Record extracts START

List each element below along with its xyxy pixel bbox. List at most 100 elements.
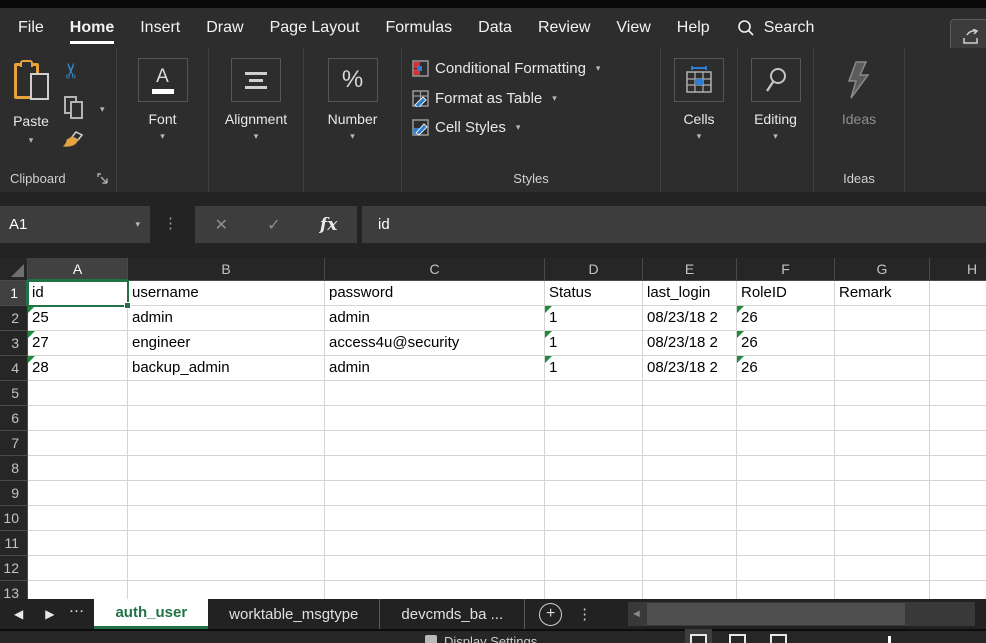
cell-E13[interactable] [643, 581, 737, 599]
cell-B9[interactable] [128, 481, 325, 506]
cell-A10[interactable] [28, 506, 128, 531]
cell-D11[interactable] [545, 531, 643, 556]
cell-E11[interactable] [643, 531, 737, 556]
cell-F2[interactable]: 26 [737, 306, 835, 331]
scroll-left-icon[interactable]: ◄ [628, 608, 645, 620]
row-header-5[interactable]: 5 [0, 381, 28, 406]
page-break-view-icon[interactable] [770, 634, 787, 643]
cell-H7[interactable] [930, 431, 986, 456]
menu-tab-review[interactable]: Review [538, 19, 590, 37]
cell-G9[interactable] [835, 481, 930, 506]
menu-tab-formulas[interactable]: Formulas [385, 19, 452, 37]
cell-E5[interactable] [643, 381, 737, 406]
cell-D9[interactable] [545, 481, 643, 506]
formula-input[interactable]: id [362, 206, 986, 243]
cell-F5[interactable] [737, 381, 835, 406]
cell-F7[interactable] [737, 431, 835, 456]
cell-A13[interactable] [28, 581, 128, 599]
column-header-F[interactable]: F [737, 258, 835, 281]
cell-C9[interactable] [325, 481, 545, 506]
cell-G2[interactable] [835, 306, 930, 331]
formula-bar-splitter-icon[interactable]: ⋮ [163, 214, 178, 232]
cell-G7[interactable] [835, 431, 930, 456]
add-sheet-button[interactable]: + [539, 603, 562, 626]
cell-D8[interactable] [545, 456, 643, 481]
column-header-E[interactable]: E [643, 258, 737, 281]
search-button[interactable]: Search [737, 19, 815, 37]
cell-A12[interactable] [28, 556, 128, 581]
cell-B6[interactable] [128, 406, 325, 431]
row-header-10[interactable]: 10 [0, 506, 28, 531]
row-header-7[interactable]: 7 [0, 431, 28, 456]
cell-B10[interactable] [128, 506, 325, 531]
cells-button[interactable]: Cells ▾ [661, 58, 737, 140]
cell-D7[interactable] [545, 431, 643, 456]
paste-dropdown-arrow[interactable]: ▾ [29, 135, 34, 146]
cell-F9[interactable] [737, 481, 835, 506]
row-header-9[interactable]: 9 [0, 481, 28, 506]
cell-F11[interactable] [737, 531, 835, 556]
cell-D6[interactable] [545, 406, 643, 431]
cell-E4[interactable]: 08/23/18 2 [643, 356, 737, 381]
cell-E6[interactable] [643, 406, 737, 431]
cell-C7[interactable] [325, 431, 545, 456]
alignment-button[interactable]: Alignment ▾ [209, 58, 303, 140]
row-header-12[interactable]: 12 [0, 556, 28, 581]
cell-H9[interactable] [930, 481, 986, 506]
sheet-menu-dots-icon[interactable]: ⋮ [577, 605, 592, 623]
zoom-slider-handle[interactable] [888, 636, 891, 643]
row-header-8[interactable]: 8 [0, 456, 28, 481]
font-dropdown-arrow[interactable]: ▾ [160, 132, 165, 140]
cell-A9[interactable] [28, 481, 128, 506]
cell-D1[interactable]: Status [545, 281, 643, 306]
cell-B1[interactable]: username [128, 281, 325, 306]
cell-B4[interactable]: backup_admin [128, 356, 325, 381]
cell-D4[interactable]: 1 [545, 356, 643, 381]
cell-A5[interactable] [28, 381, 128, 406]
menu-tab-insert[interactable]: Insert [140, 19, 180, 37]
cell-C2[interactable]: admin [325, 306, 545, 331]
row-header-1[interactable]: 1 [0, 281, 28, 306]
cell-F1[interactable]: RoleID [737, 281, 835, 306]
format-painter-icon[interactable] [62, 130, 86, 150]
cell-E7[interactable] [643, 431, 737, 456]
cell-G6[interactable] [835, 406, 930, 431]
cell-E12[interactable] [643, 556, 737, 581]
cell-F8[interactable] [737, 456, 835, 481]
cell-D2[interactable]: 1 [545, 306, 643, 331]
cell-H12[interactable] [930, 556, 986, 581]
next-sheet-icon[interactable]: ▶ [45, 607, 54, 621]
menu-tab-help[interactable]: Help [677, 19, 710, 37]
menu-tab-page-layout[interactable]: Page Layout [270, 19, 360, 37]
cell-E1[interactable]: last_login [643, 281, 737, 306]
cell-H2[interactable] [930, 306, 986, 331]
cell-D5[interactable] [545, 381, 643, 406]
format-as-table-button[interactable]: Format as Table ▾ [412, 90, 557, 107]
row-header-11[interactable]: 11 [0, 531, 28, 556]
sheet-tab-auth-user[interactable]: auth_user [94, 599, 208, 629]
cell-A4[interactable]: 28 [28, 356, 128, 381]
cell-G11[interactable] [835, 531, 930, 556]
editing-button[interactable]: Editing ▾ [738, 58, 813, 140]
page-layout-view-icon[interactable] [729, 634, 746, 643]
menu-tab-home[interactable]: Home [70, 19, 114, 37]
cell-C12[interactable] [325, 556, 545, 581]
cell-C3[interactable]: access4u@security [325, 331, 545, 356]
cell-F6[interactable] [737, 406, 835, 431]
cell-E2[interactable]: 08/23/18 2 [643, 306, 737, 331]
cell-C11[interactable] [325, 531, 545, 556]
select-all-button[interactable] [0, 258, 28, 281]
cell-A2[interactable]: 25 [28, 306, 128, 331]
menu-tab-view[interactable]: View [616, 19, 650, 37]
menu-tab-data[interactable]: Data [478, 19, 512, 37]
cell-B3[interactable]: engineer [128, 331, 325, 356]
menu-tab-draw[interactable]: Draw [206, 19, 243, 37]
column-header-D[interactable]: D [545, 258, 643, 281]
cell-G3[interactable] [835, 331, 930, 356]
column-header-C[interactable]: C [325, 258, 545, 281]
cell-G8[interactable] [835, 456, 930, 481]
cell-A7[interactable] [28, 431, 128, 456]
cell-F10[interactable] [737, 506, 835, 531]
column-header-H[interactable]: H [930, 258, 986, 281]
cell-C8[interactable] [325, 456, 545, 481]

Record extracts END

### [Work to complete]
Copy down every line of the material above that includes the string "dropdown".

### [Solution to this problem]
paste-dropdown-arrow[interactable]: ▾ [29, 135, 34, 146]
font-dropdown-arrow[interactable]: ▾ [160, 132, 165, 140]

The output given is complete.